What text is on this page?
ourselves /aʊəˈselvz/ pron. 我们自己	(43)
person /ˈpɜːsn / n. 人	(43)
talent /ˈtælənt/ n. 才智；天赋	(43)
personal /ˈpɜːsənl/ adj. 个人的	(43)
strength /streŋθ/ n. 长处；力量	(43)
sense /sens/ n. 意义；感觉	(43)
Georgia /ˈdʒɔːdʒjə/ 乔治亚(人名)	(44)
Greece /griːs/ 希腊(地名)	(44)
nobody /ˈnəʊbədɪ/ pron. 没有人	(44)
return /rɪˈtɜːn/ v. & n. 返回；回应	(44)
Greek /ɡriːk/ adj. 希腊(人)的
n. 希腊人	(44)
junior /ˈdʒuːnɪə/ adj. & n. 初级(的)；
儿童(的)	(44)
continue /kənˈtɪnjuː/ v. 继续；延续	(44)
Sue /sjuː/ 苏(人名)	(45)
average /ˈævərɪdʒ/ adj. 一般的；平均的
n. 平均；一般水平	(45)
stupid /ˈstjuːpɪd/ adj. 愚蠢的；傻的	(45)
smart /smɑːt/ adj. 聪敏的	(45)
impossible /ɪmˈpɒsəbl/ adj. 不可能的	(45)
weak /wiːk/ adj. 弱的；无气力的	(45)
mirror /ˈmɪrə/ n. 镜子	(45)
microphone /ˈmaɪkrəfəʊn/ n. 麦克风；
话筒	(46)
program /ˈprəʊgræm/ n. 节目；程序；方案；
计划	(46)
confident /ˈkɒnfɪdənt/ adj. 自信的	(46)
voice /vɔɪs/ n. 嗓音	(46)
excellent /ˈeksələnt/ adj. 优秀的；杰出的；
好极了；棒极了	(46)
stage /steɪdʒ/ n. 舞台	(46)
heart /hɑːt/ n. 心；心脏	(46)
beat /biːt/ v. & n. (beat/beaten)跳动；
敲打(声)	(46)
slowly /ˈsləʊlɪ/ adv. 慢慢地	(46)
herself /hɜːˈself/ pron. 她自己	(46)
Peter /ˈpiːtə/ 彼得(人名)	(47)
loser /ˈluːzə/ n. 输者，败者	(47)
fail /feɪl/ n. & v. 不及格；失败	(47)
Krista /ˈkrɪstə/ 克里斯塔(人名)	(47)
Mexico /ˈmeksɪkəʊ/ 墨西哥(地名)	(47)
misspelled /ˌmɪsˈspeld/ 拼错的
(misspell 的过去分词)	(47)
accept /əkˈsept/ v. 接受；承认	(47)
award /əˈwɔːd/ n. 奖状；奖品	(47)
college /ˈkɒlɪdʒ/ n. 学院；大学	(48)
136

TASK REQUIREMENTS. Gather each line in the data that holds the string "pron".

SOLUTION FOR THIS PROBLEM.
ourselves /aʊəˈselvz/ pron. 我们自己	(43)
nobody /ˈnəʊbədɪ/ pron. 没有人	(44)
herself /hɜːˈself/ pron. 她自己	(46)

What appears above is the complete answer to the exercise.